• [Problem to solve] Repeat the listing in full, preserving every character.
-- begin Data shown --
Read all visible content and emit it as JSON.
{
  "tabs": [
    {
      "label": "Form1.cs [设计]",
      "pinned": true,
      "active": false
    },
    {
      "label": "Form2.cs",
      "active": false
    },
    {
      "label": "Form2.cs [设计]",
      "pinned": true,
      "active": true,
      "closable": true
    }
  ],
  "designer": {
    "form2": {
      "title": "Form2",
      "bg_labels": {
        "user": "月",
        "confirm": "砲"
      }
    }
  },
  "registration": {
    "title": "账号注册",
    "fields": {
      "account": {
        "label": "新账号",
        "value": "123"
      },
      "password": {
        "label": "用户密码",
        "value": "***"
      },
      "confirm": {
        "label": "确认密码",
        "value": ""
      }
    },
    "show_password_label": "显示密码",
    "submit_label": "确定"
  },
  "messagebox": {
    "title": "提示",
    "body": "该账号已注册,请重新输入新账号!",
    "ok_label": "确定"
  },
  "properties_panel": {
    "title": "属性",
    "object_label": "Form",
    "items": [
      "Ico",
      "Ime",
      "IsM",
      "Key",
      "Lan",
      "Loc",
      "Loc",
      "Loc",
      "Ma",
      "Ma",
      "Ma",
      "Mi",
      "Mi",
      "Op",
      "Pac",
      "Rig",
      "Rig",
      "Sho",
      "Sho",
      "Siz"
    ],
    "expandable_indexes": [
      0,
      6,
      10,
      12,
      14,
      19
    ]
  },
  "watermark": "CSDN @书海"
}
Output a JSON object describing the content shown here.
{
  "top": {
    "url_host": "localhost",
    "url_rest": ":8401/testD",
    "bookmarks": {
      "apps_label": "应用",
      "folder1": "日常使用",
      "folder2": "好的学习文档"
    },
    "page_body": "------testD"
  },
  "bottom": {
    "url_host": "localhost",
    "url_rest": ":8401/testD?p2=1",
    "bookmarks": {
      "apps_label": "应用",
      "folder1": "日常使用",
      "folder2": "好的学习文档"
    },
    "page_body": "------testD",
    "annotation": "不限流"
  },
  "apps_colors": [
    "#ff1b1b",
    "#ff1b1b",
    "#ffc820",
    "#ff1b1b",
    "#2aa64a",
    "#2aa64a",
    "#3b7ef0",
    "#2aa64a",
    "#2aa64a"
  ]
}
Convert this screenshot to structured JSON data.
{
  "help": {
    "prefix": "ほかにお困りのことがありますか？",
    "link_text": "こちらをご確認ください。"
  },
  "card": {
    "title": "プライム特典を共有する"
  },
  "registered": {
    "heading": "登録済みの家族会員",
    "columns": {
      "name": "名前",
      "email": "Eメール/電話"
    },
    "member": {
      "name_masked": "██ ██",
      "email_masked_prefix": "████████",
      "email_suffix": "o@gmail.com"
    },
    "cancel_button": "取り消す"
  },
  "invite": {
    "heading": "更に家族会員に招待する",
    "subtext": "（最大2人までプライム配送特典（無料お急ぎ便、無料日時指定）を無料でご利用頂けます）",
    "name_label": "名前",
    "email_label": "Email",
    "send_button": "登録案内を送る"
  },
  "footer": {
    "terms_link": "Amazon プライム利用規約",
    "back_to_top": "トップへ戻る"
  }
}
-- end Data shown --
• [Correct result]
Read all visible content and emit it as JSON.
{
  "tabs": [
    {
      "label": "Form1.cs [设计]",
      "pinned": true,
      "active": false
    },
    {
      "label": "Form2.cs",
      "active": false
    },
    {
      "label": "Form2.cs [设计]",
      "pinned": true,
      "active": true,
      "closable": true
    }
  ],
  "designer": {
    "form2": {
      "title": "Form2",
      "bg_labels": {
        "user": "月",
        "confirm": "砲"
      }
    }
  },
  "registration": {
    "title": "账号注册",
    "fields": {
      "account": {
        "label": "新账号",
        "value": "123"
      },
      "password": {
        "label": "用户密码",
        "value": "***"
      },
      "confirm": {
        "label": "确认密码",
        "value": ""
      }
    },
    "show_password_label": "显示密码",
    "submit_label": "确定"
  },
  "messagebox": {
    "title": "提示",
    "body": "该账号已注册,请重新输入新账号!",
    "ok_label": "确定"
  },
  "properties_panel": {
    "title": "属性",
    "object_label": "Form",
    "items": [
      "Ico",
      "Ime",
      "IsM",
      "Key",
      "Lan",
      "Loc",
      "Loc",
      "Loc",
      "Ma",
      "Ma",
      "Ma",
      "Mi",
      "Mi",
      "Op",
      "Pac",
      "Rig",
      "Rig",
      "Sho",
      "Sho",
      "Siz"
    ],
    "expandable_indexes": [
      0,
      6,
      10,
      12,
      14,
      19
    ]
  },
  "watermark": "CSDN @书海"
}
Output a JSON object describing the content shown here.
{
  "top": {
    "url_host": "localhost",
    "url_rest": ":8401/testD",
    "bookmarks": {
      "apps_label": "应用",
      "folder1": "日常使用",
      "folder2": "好的学习文档"
    },
    "page_body": "------testD"
  },
  "bottom": {
    "url_host": "localhost",
    "url_rest": ":8401/testD?p2=1",
    "bookmarks": {
      "apps_label": "应用",
      "folder1": "日常使用",
      "folder2": "好的学习文档"
    },
    "page_body": "------testD",
    "annotation": "不限流"
  },
  "apps_colors": [
    "#ff1b1b",
    "#ff1b1b",
    "#ffc820",
    "#ff1b1b",
    "#2aa64a",
    "#2aa64a",
    "#3b7ef0",
    "#2aa64a",
    "#2aa64a"
  ]
}
Convert this screenshot to structured JSON data.
{
  "help": {
    "prefix": "ほかにお困りのことがありますか？",
    "link_text": "こちらをご確認ください。"
  },
  "card": {
    "title": "プライム特典を共有する"
  },
  "registered": {
    "heading": "登録済みの家族会員",
    "columns": {
      "name": "名前",
      "email": "Eメール/電話"
    },
    "member": {
      "name_masked": "██ ██",
      "email_masked_prefix": "████████",
      "email_suffix": "o@gmail.com"
    },
    "cancel_button": "取り消す"
  },
  "invite": {
    "heading": "更に家族会員に招待する",
    "subtext": "（最大2人までプライム配送特典（無料お急ぎ便、無料日時指定）を無料でご利用頂けます）",
    "name_label": "名前",
    "email_label": "Email",
    "send_button": "登録案内を送る"
  },
  "footer": {
    "terms_link": "Amazon プライム利用規約",
    "back_to_top": "トップへ戻る"
  }
}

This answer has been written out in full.